• **What the task requires**: Write the records below out again exactly as given, with no images.

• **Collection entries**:
______________________________
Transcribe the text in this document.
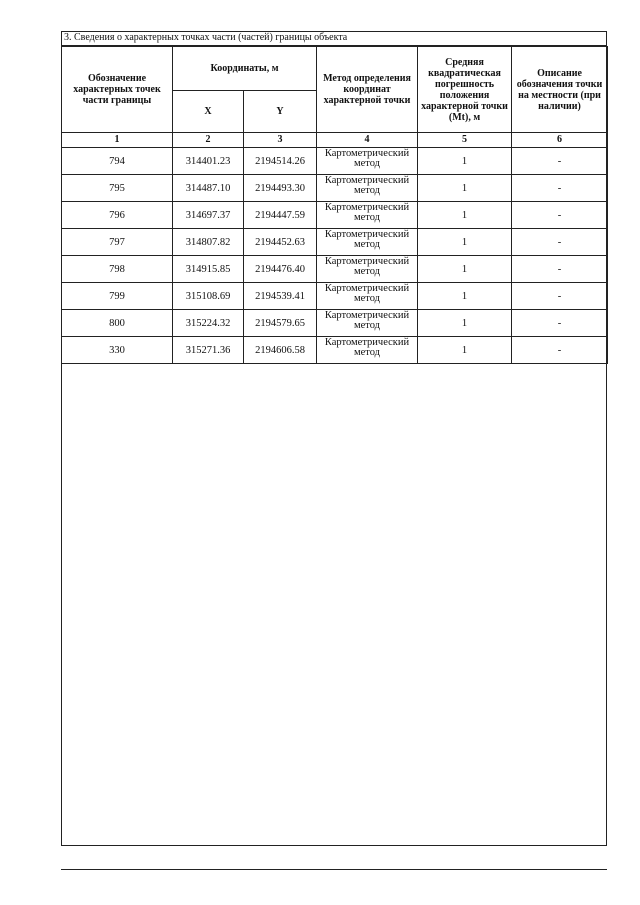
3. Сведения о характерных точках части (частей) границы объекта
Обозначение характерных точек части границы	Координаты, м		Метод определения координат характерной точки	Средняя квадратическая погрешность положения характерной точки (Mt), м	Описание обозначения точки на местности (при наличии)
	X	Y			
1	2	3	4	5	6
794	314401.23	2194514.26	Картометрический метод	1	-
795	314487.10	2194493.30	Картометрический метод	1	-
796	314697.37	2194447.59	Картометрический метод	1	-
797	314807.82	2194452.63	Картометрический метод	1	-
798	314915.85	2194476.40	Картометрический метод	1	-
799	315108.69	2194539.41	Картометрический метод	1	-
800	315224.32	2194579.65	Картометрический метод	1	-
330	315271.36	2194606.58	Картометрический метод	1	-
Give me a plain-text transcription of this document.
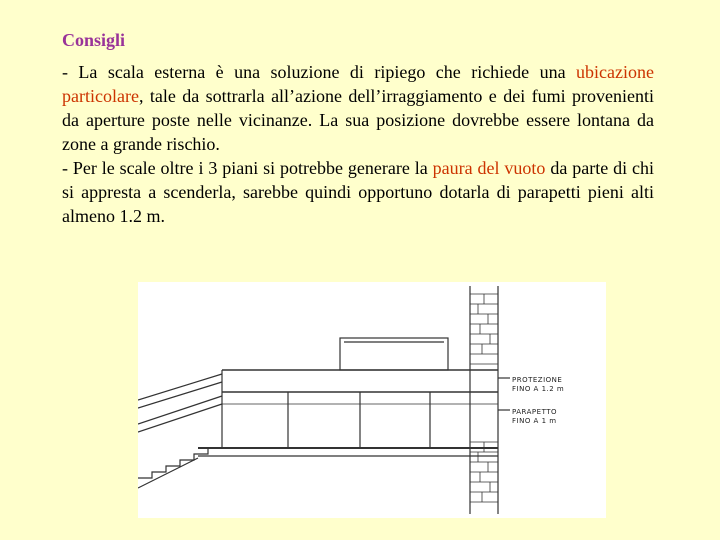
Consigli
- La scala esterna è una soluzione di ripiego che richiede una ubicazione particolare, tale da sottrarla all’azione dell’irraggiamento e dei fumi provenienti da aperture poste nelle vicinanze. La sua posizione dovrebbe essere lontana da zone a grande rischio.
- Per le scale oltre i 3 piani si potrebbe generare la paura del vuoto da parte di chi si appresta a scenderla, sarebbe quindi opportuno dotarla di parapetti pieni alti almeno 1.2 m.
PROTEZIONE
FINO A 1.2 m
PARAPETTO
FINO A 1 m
______________________________
• **Written solution**:
Transcribe the text in this document.
3. Сведения о характерных точках части (частей) границы объекта
Обозначение характерных точек части границы	Координаты, м		Метод определения координат характерной точки	Средняя квадратическая погрешность положения характерной точки (Mt), м	Описание обозначения точки на местности (при наличии)
	X	Y			
1	2	3	4	5	6
794	314401.23	2194514.26	Картометрический метод	1	-
795	314487.10	2194493.30	Картометрический метод	1	-
796	314697.37	2194447.59	Картометрический метод	1	-
797	314807.82	2194452.63	Картометрический метод	1	-
798	314915.85	2194476.40	Картометрический метод	1	-
799	315108.69	2194539.41	Картометрический метод	1	-
800	315224.32	2194579.65	Картометрический метод	1	-
330	315271.36	2194606.58	Картометрический метод	1	-
Give me a plain-text transcription of this document.
Consigli
- La scala esterna è una soluzione di ripiego che richiede una ubicazione particolare, tale da sottrarla all’azione dell’irraggiamento e dei fumi provenienti da aperture poste nelle vicinanze. La sua posizione dovrebbe essere lontana da zone a grande rischio.
- Per le scale oltre i 3 piani si potrebbe generare la paura del vuoto da parte di chi si appresta a scenderla, sarebbe quindi opportuno dotarla di parapetti pieni alti almeno 1.2 m.
PROTEZIONE
FINO A 1.2 m
PARAPETTO
FINO A 1 m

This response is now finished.